::: DATA FOR THE TASK

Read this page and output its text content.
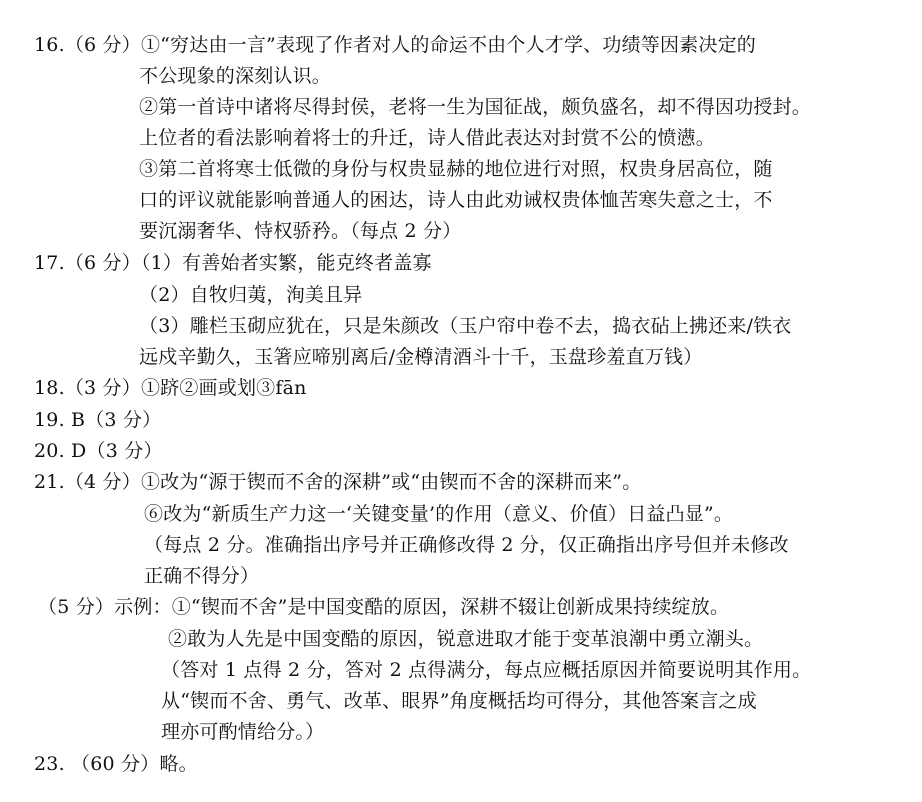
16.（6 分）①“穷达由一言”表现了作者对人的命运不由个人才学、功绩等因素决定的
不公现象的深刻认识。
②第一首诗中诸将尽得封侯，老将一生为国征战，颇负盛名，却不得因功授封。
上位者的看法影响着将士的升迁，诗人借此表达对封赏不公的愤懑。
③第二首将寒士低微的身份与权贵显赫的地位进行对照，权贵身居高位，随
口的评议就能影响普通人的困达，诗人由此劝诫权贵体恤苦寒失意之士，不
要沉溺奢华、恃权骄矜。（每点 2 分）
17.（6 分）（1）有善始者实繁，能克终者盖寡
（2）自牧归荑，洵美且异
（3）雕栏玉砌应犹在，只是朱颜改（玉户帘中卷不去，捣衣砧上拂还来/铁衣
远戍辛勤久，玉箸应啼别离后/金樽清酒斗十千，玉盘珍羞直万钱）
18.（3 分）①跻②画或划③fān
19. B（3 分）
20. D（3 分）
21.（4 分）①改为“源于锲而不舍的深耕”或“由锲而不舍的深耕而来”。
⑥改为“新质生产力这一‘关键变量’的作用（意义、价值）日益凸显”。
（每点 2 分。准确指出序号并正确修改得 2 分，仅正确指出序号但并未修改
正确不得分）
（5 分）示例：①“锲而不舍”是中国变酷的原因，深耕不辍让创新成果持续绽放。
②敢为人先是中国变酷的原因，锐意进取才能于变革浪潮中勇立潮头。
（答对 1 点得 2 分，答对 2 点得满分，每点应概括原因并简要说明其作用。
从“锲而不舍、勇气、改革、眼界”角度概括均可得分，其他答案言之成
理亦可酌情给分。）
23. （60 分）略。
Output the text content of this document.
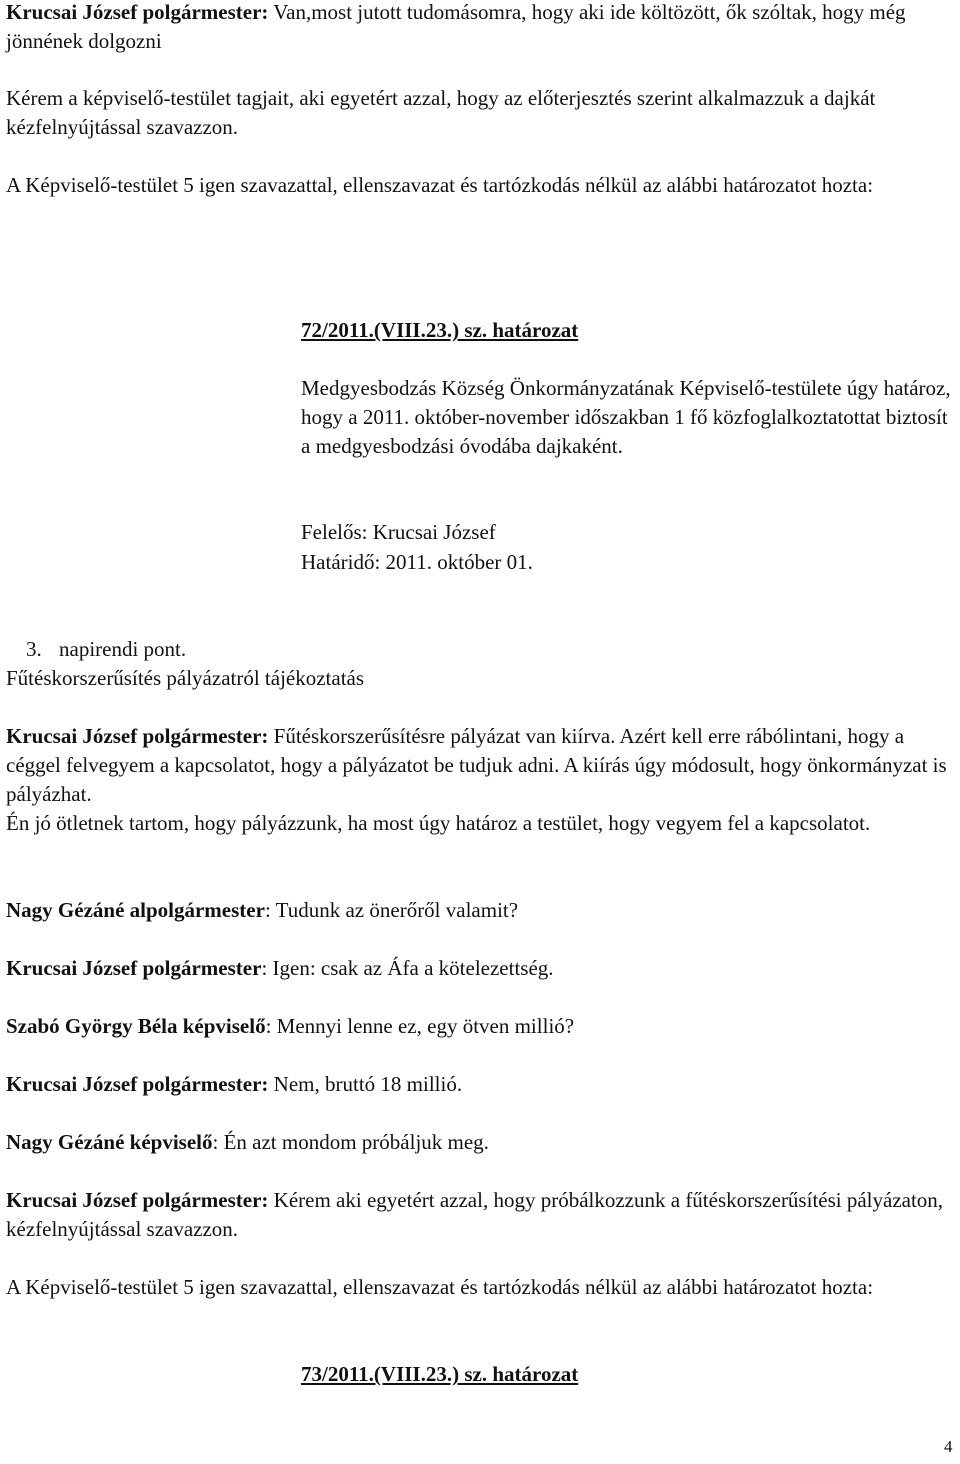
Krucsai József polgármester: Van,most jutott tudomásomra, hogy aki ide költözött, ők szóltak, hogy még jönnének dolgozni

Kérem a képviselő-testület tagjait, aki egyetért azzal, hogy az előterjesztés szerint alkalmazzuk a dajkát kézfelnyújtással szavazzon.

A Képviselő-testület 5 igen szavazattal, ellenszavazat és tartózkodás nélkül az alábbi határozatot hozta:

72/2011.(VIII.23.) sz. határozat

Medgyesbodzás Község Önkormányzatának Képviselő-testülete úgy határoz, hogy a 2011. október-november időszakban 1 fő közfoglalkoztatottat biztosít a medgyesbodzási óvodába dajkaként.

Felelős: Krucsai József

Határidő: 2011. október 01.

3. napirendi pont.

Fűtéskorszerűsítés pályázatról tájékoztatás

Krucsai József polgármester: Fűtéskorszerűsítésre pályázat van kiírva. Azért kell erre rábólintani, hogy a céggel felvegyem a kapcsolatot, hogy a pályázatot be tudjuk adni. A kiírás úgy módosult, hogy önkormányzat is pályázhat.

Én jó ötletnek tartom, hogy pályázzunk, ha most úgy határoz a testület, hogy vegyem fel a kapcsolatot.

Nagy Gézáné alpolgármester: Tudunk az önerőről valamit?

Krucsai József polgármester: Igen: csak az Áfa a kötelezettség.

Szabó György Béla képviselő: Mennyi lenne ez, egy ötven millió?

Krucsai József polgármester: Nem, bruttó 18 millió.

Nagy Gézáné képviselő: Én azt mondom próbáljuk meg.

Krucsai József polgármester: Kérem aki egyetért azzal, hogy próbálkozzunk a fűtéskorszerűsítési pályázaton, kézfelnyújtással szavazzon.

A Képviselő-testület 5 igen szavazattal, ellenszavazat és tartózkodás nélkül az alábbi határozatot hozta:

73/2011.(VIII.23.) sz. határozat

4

::::::

[GIVEN PROBLEM] Reproduce every line exactly and omit all pictures.

[EXERCISE RESULT]
Read this page and output its text content.
16.（6 分）①“穷达由一言”表现了作者对人的命运不由个人才学、功绩等因素决定的
不公现象的深刻认识。
②第一首诗中诸将尽得封侯，老将一生为国征战，颇负盛名，却不得因功授封。
上位者的看法影响着将士的升迁，诗人借此表达对封赏不公的愤懑。
③第二首将寒士低微的身份与权贵显赫的地位进行对照，权贵身居高位，随
口的评议就能影响普通人的困达，诗人由此劝诫权贵体恤苦寒失意之士，不
要沉溺奢华、恃权骄矜。（每点 2 分）
17.（6 分）（1）有善始者实繁，能克终者盖寡
（2）自牧归荑，洵美且异
（3）雕栏玉砌应犹在，只是朱颜改（玉户帘中卷不去，捣衣砧上拂还来/铁衣
远戍辛勤久，玉箸应啼别离后/金樽清酒斗十千，玉盘珍羞直万钱）
18.（3 分）①跻②画或划③fān
19. B（3 分）
20. D（3 分）
21.（4 分）①改为“源于锲而不舍的深耕”或“由锲而不舍的深耕而来”。
⑥改为“新质生产力这一‘关键变量’的作用（意义、价值）日益凸显”。
（每点 2 分。准确指出序号并正确修改得 2 分，仅正确指出序号但并未修改
正确不得分）
（5 分）示例：①“锲而不舍”是中国变酷的原因，深耕不辍让创新成果持续绽放。
②敢为人先是中国变酷的原因，锐意进取才能于变革浪潮中勇立潮头。
（答对 1 点得 2 分，答对 2 点得满分，每点应概括原因并简要说明其作用。
从“锲而不舍、勇气、改革、眼界”角度概括均可得分，其他答案言之成
理亦可酌情给分。）
23. （60 分）略。
Output the text content of this document.
Krucsai József polgármester: Van,most jutott tudomásomra, hogy aki ide költözött, ők szóltak, hogy még jönnének dolgozni

Kérem a képviselő-testület tagjait, aki egyetért azzal, hogy az előterjesztés szerint alkalmazzuk a dajkát kézfelnyújtással szavazzon.

A Képviselő-testület 5 igen szavazattal, ellenszavazat és tartózkodás nélkül az alábbi határozatot hozta:

72/2011.(VIII.23.) sz. határozat

Medgyesbodzás Község Önkormányzatának Képviselő-testülete úgy határoz, hogy a 2011. október-november időszakban 1 fő közfoglalkoztatottat biztosít a medgyesbodzási óvodába dajkaként.

Felelős: Krucsai József

Határidő: 2011. október 01.

3. napirendi pont.

Fűtéskorszerűsítés pályázatról tájékoztatás

Krucsai József polgármester: Fűtéskorszerűsítésre pályázat van kiírva. Azért kell erre rábólintani, hogy a céggel felvegyem a kapcsolatot, hogy a pályázatot be tudjuk adni. A kiírás úgy módosult, hogy önkormányzat is pályázhat.

Én jó ötletnek tartom, hogy pályázzunk, ha most úgy határoz a testület, hogy vegyem fel a kapcsolatot.

Nagy Gézáné alpolgármester: Tudunk az önerőről valamit?

Krucsai József polgármester: Igen: csak az Áfa a kötelezettség.

Szabó György Béla képviselő: Mennyi lenne ez, egy ötven millió?

Krucsai József polgármester: Nem, bruttó 18 millió.

Nagy Gézáné képviselő: Én azt mondom próbáljuk meg.

Krucsai József polgármester: Kérem aki egyetért azzal, hogy próbálkozzunk a fűtéskorszerűsítési pályázaton, kézfelnyújtással szavazzon.

A Képviselő-testület 5 igen szavazattal, ellenszavazat és tartózkodás nélkül az alábbi határozatot hozta:

73/2011.(VIII.23.) sz. határozat

4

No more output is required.